— begin Exercise input —
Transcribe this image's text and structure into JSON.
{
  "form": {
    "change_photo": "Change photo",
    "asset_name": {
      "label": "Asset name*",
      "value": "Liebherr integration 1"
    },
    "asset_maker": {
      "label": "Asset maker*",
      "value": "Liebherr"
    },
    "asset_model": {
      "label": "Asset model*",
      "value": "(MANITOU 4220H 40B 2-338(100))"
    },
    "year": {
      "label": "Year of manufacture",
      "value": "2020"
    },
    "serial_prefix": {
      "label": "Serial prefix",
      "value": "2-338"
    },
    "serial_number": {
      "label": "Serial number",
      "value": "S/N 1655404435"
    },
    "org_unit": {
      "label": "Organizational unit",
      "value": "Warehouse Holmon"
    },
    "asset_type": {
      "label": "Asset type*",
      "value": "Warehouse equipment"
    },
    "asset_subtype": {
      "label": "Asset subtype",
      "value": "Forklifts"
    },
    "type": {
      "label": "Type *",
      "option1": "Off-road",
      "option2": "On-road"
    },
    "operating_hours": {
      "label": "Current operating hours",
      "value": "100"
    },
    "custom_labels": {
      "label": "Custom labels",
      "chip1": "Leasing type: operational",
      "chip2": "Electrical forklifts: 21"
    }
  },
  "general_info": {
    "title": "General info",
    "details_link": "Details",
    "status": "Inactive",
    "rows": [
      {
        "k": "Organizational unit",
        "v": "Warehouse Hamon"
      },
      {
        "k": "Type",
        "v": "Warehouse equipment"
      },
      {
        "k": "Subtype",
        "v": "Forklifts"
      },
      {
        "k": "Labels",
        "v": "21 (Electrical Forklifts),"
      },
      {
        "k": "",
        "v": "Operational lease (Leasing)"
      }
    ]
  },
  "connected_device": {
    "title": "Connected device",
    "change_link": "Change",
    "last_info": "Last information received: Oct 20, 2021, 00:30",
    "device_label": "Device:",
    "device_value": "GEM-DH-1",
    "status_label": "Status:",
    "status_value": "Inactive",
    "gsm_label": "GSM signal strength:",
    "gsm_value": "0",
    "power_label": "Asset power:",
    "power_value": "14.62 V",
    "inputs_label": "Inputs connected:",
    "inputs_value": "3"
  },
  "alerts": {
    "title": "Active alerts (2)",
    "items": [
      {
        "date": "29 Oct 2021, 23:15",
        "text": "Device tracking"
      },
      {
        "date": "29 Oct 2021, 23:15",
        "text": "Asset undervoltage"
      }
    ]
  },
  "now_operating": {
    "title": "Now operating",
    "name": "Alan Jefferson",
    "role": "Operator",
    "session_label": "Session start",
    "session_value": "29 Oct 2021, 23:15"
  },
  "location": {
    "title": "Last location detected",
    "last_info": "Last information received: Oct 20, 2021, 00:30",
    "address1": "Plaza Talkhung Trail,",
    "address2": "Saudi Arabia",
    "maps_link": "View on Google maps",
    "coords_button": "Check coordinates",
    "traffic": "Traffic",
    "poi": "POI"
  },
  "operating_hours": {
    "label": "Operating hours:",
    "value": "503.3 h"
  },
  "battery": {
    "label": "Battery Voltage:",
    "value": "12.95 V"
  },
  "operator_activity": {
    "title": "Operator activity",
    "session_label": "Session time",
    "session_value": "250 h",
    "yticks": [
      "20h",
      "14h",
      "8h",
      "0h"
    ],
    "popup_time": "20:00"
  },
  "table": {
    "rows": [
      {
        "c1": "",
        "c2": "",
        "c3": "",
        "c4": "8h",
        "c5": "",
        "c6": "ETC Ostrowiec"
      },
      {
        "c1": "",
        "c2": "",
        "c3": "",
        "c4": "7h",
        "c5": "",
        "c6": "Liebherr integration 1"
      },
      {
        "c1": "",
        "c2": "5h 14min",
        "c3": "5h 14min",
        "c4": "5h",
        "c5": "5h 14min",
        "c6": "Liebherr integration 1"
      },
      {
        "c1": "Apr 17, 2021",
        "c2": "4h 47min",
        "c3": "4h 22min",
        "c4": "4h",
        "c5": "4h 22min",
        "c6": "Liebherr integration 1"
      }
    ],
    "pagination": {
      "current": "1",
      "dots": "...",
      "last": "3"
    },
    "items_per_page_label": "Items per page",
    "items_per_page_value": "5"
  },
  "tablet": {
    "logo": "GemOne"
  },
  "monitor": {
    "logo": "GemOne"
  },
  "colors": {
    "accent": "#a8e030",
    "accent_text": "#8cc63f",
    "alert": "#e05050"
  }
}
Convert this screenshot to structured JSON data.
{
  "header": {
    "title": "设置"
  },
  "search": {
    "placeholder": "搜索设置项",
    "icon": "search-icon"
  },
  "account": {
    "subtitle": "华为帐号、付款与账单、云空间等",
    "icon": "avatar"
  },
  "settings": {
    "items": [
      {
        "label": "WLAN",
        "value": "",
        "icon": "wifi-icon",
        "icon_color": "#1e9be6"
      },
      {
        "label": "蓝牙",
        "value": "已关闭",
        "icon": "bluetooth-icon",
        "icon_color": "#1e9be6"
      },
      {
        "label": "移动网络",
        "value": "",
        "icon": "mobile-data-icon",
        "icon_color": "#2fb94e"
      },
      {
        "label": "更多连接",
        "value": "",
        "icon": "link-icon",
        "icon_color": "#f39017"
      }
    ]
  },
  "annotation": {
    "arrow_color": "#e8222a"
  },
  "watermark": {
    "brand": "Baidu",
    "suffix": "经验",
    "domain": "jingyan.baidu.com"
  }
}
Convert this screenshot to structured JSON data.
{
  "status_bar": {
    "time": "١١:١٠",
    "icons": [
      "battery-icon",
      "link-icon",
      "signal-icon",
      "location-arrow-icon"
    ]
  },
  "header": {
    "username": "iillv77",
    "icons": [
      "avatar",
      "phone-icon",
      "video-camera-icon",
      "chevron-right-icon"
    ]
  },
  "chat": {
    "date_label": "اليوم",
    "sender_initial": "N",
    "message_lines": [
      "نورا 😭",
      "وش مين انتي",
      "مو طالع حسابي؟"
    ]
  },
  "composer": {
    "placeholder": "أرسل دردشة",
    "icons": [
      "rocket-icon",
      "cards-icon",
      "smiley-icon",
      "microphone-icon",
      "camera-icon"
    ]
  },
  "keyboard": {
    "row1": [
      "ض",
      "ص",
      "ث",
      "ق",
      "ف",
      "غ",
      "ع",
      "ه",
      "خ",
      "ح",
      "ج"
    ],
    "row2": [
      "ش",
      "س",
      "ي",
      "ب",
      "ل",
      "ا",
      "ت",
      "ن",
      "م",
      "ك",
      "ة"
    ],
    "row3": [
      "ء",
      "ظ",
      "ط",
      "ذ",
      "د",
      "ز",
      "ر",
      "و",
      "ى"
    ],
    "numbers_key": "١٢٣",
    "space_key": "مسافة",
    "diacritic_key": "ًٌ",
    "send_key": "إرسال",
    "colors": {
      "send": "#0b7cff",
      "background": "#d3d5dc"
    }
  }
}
— end Exercise input —
## Your goal
In the entries above, find lines with "Warehouse" and copy each.

## Exercise solution
      "value": "Warehouse Holmon"
      "value": "Warehouse equipment"
        "v": "Warehouse Hamon"
        "v": "Warehouse equipment"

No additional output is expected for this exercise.